======== Records to use

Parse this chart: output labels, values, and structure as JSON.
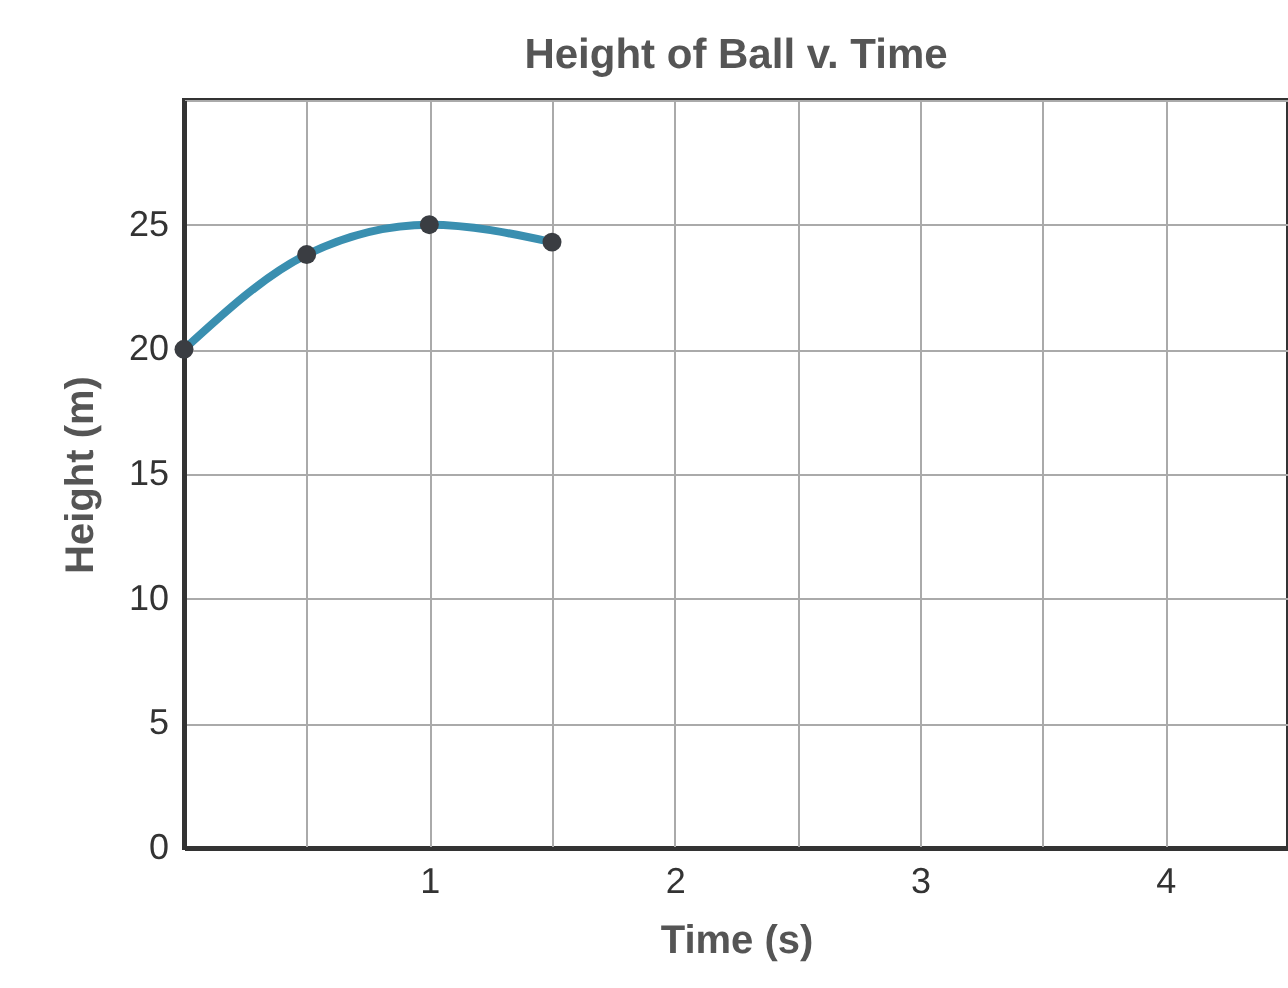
{
  "chart_data": {
    "type": "line",
    "title": "Height of Ball v. Time",
    "xlabel": "Time (s)",
    "ylabel": "Height (m)",
    "x": [
      0,
      0.5,
      1,
      1.5
    ],
    "series": [
      {
        "color": "#3a8fb0",
        "values": [
          20,
          23.8,
          25,
          24.3
        ]
      }
    ],
    "xlim": [
      0,
      4.5
    ],
    "xticks": [
      {
        "value": 0,
        "label": null
      },
      {
        "value": 0.5,
        "label": null
      },
      1,
      {
        "value": 1.5,
        "label": null
      },
      2,
      {
        "value": 2.5,
        "label": null
      },
      3,
      {
        "value": 3.5,
        "label": null
      },
      4,
      {
        "value": 4.5,
        "label": null
      }
    ],
    "ylim": [
      0,
      30
    ],
    "yticks": [
      0,
      5,
      10,
      15,
      20,
      25,
      {
        "value": 30,
        "label": null
      }
    ],
    "grid": true,
    "marker": "circle",
    "line_style": "solid"
  }
}
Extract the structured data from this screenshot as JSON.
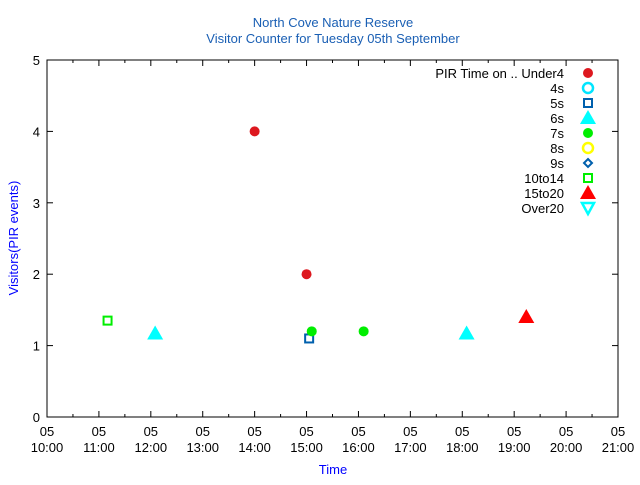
{
  "chart_data": {
    "type": "scatter",
    "title": "North Cove Nature Reserve",
    "subtitle": "Visitor Counter for Tuesday 05th September",
    "xlabel": "Time",
    "ylabel": "Visitors(PIR events)",
    "xlim": [
      "10:00",
      "21:00"
    ],
    "ylim": [
      0,
      5
    ],
    "x_tick_labels": [
      {
        "day": "05",
        "time": "10:00"
      },
      {
        "day": "05",
        "time": "11:00"
      },
      {
        "day": "05",
        "time": "12:00"
      },
      {
        "day": "05",
        "time": "13:00"
      },
      {
        "day": "05",
        "time": "14:00"
      },
      {
        "day": "05",
        "time": "15:00"
      },
      {
        "day": "05",
        "time": "16:00"
      },
      {
        "day": "05",
        "time": "17:00"
      },
      {
        "day": "05",
        "time": "18:00"
      },
      {
        "day": "05",
        "time": "19:00"
      },
      {
        "day": "05",
        "time": "20:00"
      },
      {
        "day": "05",
        "time": "21:00"
      }
    ],
    "y_ticks": [
      "0",
      "1",
      "2",
      "3",
      "4",
      "5"
    ],
    "legend_title": "PIR Time on ..",
    "legend_position": "top-right",
    "grid": false,
    "series": [
      {
        "name": "Under4",
        "marker": "circle-filled",
        "color": "#dd181f",
        "points": [
          [
            "14:00",
            4
          ],
          [
            "15:00",
            2
          ]
        ]
      },
      {
        "name": "4s",
        "marker": "circle-open",
        "color": "#00e5ff",
        "points": []
      },
      {
        "name": "5s",
        "marker": "square-open",
        "color": "#0060ad",
        "points": [
          [
            "15:03",
            1.1
          ]
        ]
      },
      {
        "name": "6s",
        "marker": "triangle-filled",
        "color": "#00ffff",
        "points": [
          [
            "12:05",
            1.17
          ],
          [
            "18:05",
            1.17
          ]
        ]
      },
      {
        "name": "7s",
        "marker": "circle-filled",
        "color": "#00ee00",
        "points": [
          [
            "15:06",
            1.2
          ],
          [
            "16:06",
            1.2
          ]
        ]
      },
      {
        "name": "8s",
        "marker": "circle-open",
        "color": "#ffff00",
        "points": []
      },
      {
        "name": "9s",
        "marker": "diamond-open",
        "color": "#0060ad",
        "points": []
      },
      {
        "name": "10to14",
        "marker": "square-open",
        "color": "#00ee00",
        "points": [
          [
            "11:10",
            1.35
          ]
        ]
      },
      {
        "name": "15to20",
        "marker": "triangle-filled",
        "color": "#ff0000",
        "points": [
          [
            "19:14",
            1.4
          ]
        ]
      },
      {
        "name": "Over20",
        "marker": "triangle-down-open",
        "color": "#00ffff",
        "points": []
      }
    ],
    "colors": {
      "title": "#1a5fb4",
      "axis_label": "#0000ff"
    }
  }
}
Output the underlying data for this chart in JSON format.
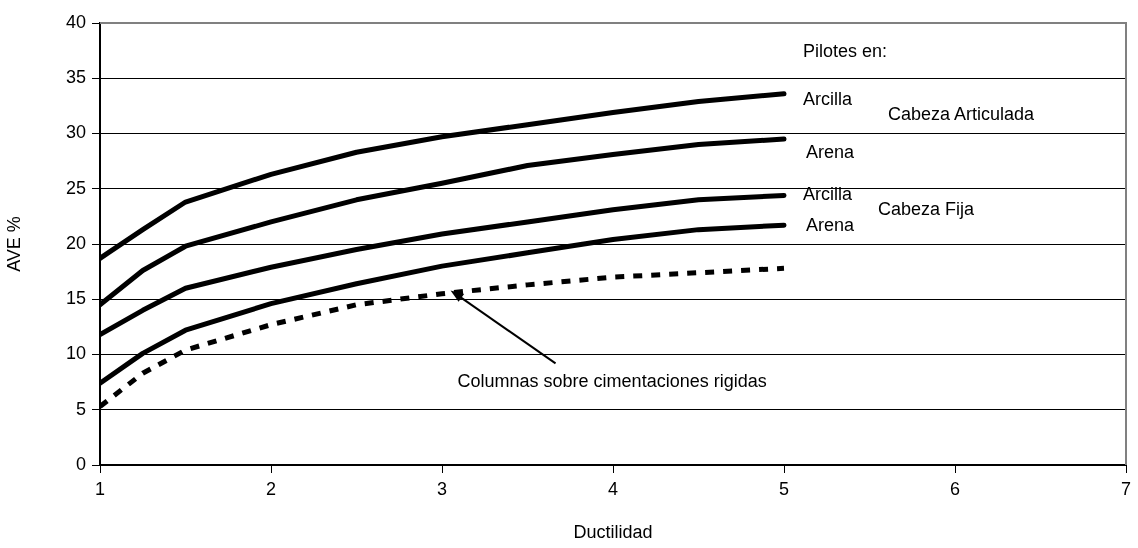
{
  "chart_data": {
    "type": "line",
    "xlabel": "Ductilidad",
    "ylabel": "AVE %",
    "x": [
      1,
      1.25,
      1.5,
      2,
      2.5,
      3,
      3.5,
      4,
      4.5,
      5
    ],
    "series": [
      {
        "color": "#000000",
        "values": [
          18.7,
          21.3,
          23.8,
          26.3,
          28.3,
          29.7,
          30.8,
          31.9,
          32.9,
          33.6
        ]
      },
      {
        "color": "#000000",
        "values": [
          14.5,
          17.6,
          19.8,
          22.0,
          24.0,
          25.5,
          27.1,
          28.1,
          29.0,
          29.5
        ]
      },
      {
        "color": "#000000",
        "values": [
          11.8,
          14.0,
          16.0,
          17.9,
          19.5,
          20.9,
          22.0,
          23.1,
          24.0,
          24.4
        ]
      },
      {
        "color": "#000000",
        "values": [
          7.4,
          10.1,
          12.2,
          14.6,
          16.4,
          18.0,
          19.2,
          20.4,
          21.3,
          21.7
        ]
      },
      {
        "color": "#000000",
        "line_style": "dashed",
        "values": [
          5.3,
          8.3,
          10.4,
          12.7,
          14.5,
          15.5,
          16.3,
          17.0,
          17.4,
          17.8
        ]
      }
    ],
    "xlim": [
      1,
      7
    ],
    "xticks": [
      1,
      2,
      3,
      4,
      5,
      6,
      7
    ],
    "ylim": [
      0,
      40
    ],
    "yticks": [
      0,
      5,
      10,
      15,
      20,
      25,
      30,
      35,
      40
    ],
    "grid": "y",
    "legend": false,
    "marker": "none",
    "line_style": "solid",
    "annotations": [
      "Pilotes en:",
      "Arcilla",
      "Cabeza Articulada",
      "Arena",
      "Arcilla",
      "Cabeza Fija",
      "Arena",
      {
        "text": "Columnas sobre cimentaciones rigidas",
        "x": 3.05,
        "y": 15.8
      }
    ]
  }
}
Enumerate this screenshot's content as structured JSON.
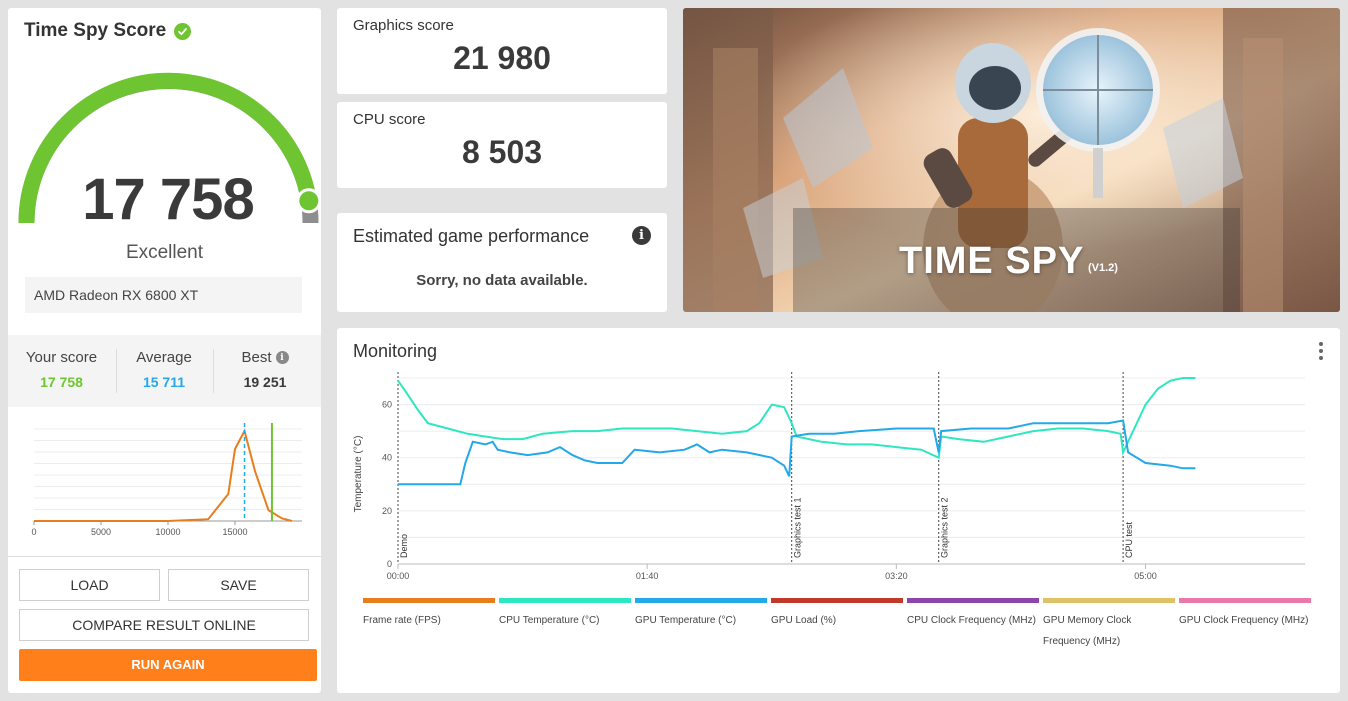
{
  "score_card": {
    "title": "Time Spy Score",
    "score": "17 758",
    "rating": "Excellent",
    "gpu": "AMD Radeon RX 6800 XT",
    "gauge_fraction": 0.95,
    "stats": {
      "your_label": "Your score",
      "your_value": "17 758",
      "avg_label": "Average",
      "avg_value": "15 711",
      "best_label": "Best",
      "best_value": "19 251"
    },
    "dist_ticks": [
      "0",
      "5000",
      "10000",
      "15000"
    ],
    "buttons": {
      "load": "LOAD",
      "save": "SAVE",
      "compare": "COMPARE RESULT ONLINE",
      "run_again": "RUN AGAIN"
    }
  },
  "graphics": {
    "label": "Graphics score",
    "value": "21 980"
  },
  "cpu": {
    "label": "CPU score",
    "value": "8 503"
  },
  "egp": {
    "title": "Estimated game performance",
    "message": "Sorry, no data available."
  },
  "banner": {
    "title": "TIME SPY",
    "version": "(V1.2)"
  },
  "monitoring": {
    "title": "Monitoring",
    "ylabel": "Temperature (°C)",
    "legend": [
      {
        "label": "Frame rate (FPS)",
        "color": "#e87d1e"
      },
      {
        "label": "CPU Temperature (°C)",
        "color": "#2ee6c0"
      },
      {
        "label": "GPU Temperature (°C)",
        "color": "#23a8e8"
      },
      {
        "label": "GPU Load (%)",
        "color": "#c0392b"
      },
      {
        "label": "CPU Clock Frequency (MHz)",
        "color": "#8e44ad"
      },
      {
        "label": "GPU Memory Clock Frequency (MHz)",
        "color": "#e0c266"
      },
      {
        "label": "GPU Clock Frequency (MHz)",
        "color": "#e879a9"
      }
    ]
  },
  "colors": {
    "green": "#6ec531",
    "blue": "#23a8e8",
    "orange": "#ff7f1a",
    "cpu_temp": "#2ee6c0",
    "gpu_temp": "#23a8e8"
  },
  "chart_data": {
    "type": "line",
    "ylabel": "Temperature (°C)",
    "ylim": [
      0,
      70
    ],
    "yticks": [
      0,
      20,
      40,
      60
    ],
    "xlim_seconds": [
      0,
      364
    ],
    "xticks": [
      "00:00",
      "01:40",
      "03:20",
      "05:00"
    ],
    "markers": [
      {
        "label": "Demo",
        "t": 0
      },
      {
        "label": "Graphics test 1",
        "t": 158
      },
      {
        "label": "Graphics test 2",
        "t": 217
      },
      {
        "label": "CPU test",
        "t": 291
      }
    ],
    "series": [
      {
        "name": "CPU Temperature (°C)",
        "points": [
          [
            0,
            69
          ],
          [
            3,
            65
          ],
          [
            8,
            58
          ],
          [
            12,
            53
          ],
          [
            20,
            51
          ],
          [
            28,
            49
          ],
          [
            35,
            48
          ],
          [
            42,
            47
          ],
          [
            50,
            47
          ],
          [
            58,
            49
          ],
          [
            70,
            50
          ],
          [
            80,
            50
          ],
          [
            90,
            51
          ],
          [
            100,
            51
          ],
          [
            110,
            51
          ],
          [
            120,
            50
          ],
          [
            130,
            49
          ],
          [
            140,
            50
          ],
          [
            145,
            53
          ],
          [
            150,
            60
          ],
          [
            155,
            59
          ],
          [
            158,
            53
          ],
          [
            160,
            48
          ],
          [
            165,
            47
          ],
          [
            170,
            46
          ],
          [
            180,
            45
          ],
          [
            190,
            45
          ],
          [
            200,
            44
          ],
          [
            210,
            43
          ],
          [
            217,
            40
          ],
          [
            218,
            48
          ],
          [
            225,
            47
          ],
          [
            235,
            46
          ],
          [
            245,
            48
          ],
          [
            255,
            50
          ],
          [
            265,
            51
          ],
          [
            275,
            51
          ],
          [
            285,
            50
          ],
          [
            290,
            49
          ],
          [
            291,
            42
          ],
          [
            295,
            50
          ],
          [
            300,
            60
          ],
          [
            305,
            66
          ],
          [
            310,
            69
          ],
          [
            315,
            70
          ],
          [
            320,
            70
          ]
        ]
      },
      {
        "name": "GPU Temperature (°C)",
        "points": [
          [
            0,
            30
          ],
          [
            20,
            30
          ],
          [
            25,
            30
          ],
          [
            27,
            38
          ],
          [
            30,
            46
          ],
          [
            35,
            45
          ],
          [
            38,
            46
          ],
          [
            40,
            43
          ],
          [
            45,
            42
          ],
          [
            52,
            41
          ],
          [
            60,
            42
          ],
          [
            65,
            44
          ],
          [
            70,
            41
          ],
          [
            75,
            39
          ],
          [
            80,
            38
          ],
          [
            90,
            38
          ],
          [
            95,
            43
          ],
          [
            105,
            42
          ],
          [
            115,
            43
          ],
          [
            120,
            45
          ],
          [
            125,
            42
          ],
          [
            130,
            43
          ],
          [
            140,
            42
          ],
          [
            150,
            40
          ],
          [
            155,
            37
          ],
          [
            157,
            33
          ],
          [
            158,
            48
          ],
          [
            165,
            49
          ],
          [
            175,
            49
          ],
          [
            185,
            50
          ],
          [
            200,
            51
          ],
          [
            215,
            51
          ],
          [
            217,
            42
          ],
          [
            218,
            50
          ],
          [
            230,
            51
          ],
          [
            245,
            51
          ],
          [
            255,
            53
          ],
          [
            270,
            53
          ],
          [
            285,
            53
          ],
          [
            291,
            54
          ],
          [
            293,
            42
          ],
          [
            300,
            38
          ],
          [
            310,
            37
          ],
          [
            315,
            36
          ],
          [
            320,
            36
          ]
        ]
      }
    ],
    "distribution": {
      "x": [
        0,
        5000,
        10000,
        13000,
        14500,
        15000,
        15711,
        16500,
        17500,
        18500,
        19251
      ],
      "y": [
        0,
        0,
        0,
        0.02,
        0.3,
        0.8,
        1.0,
        0.55,
        0.12,
        0.03,
        0
      ],
      "average": 15711,
      "your_score": 17758
    }
  }
}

================

Look through the data above. Copy every line with the string "xlabel" in it.

    "xlabel": "Time (s)",
    "xlabel": "Time",
    "xlabel": "Ductilidad",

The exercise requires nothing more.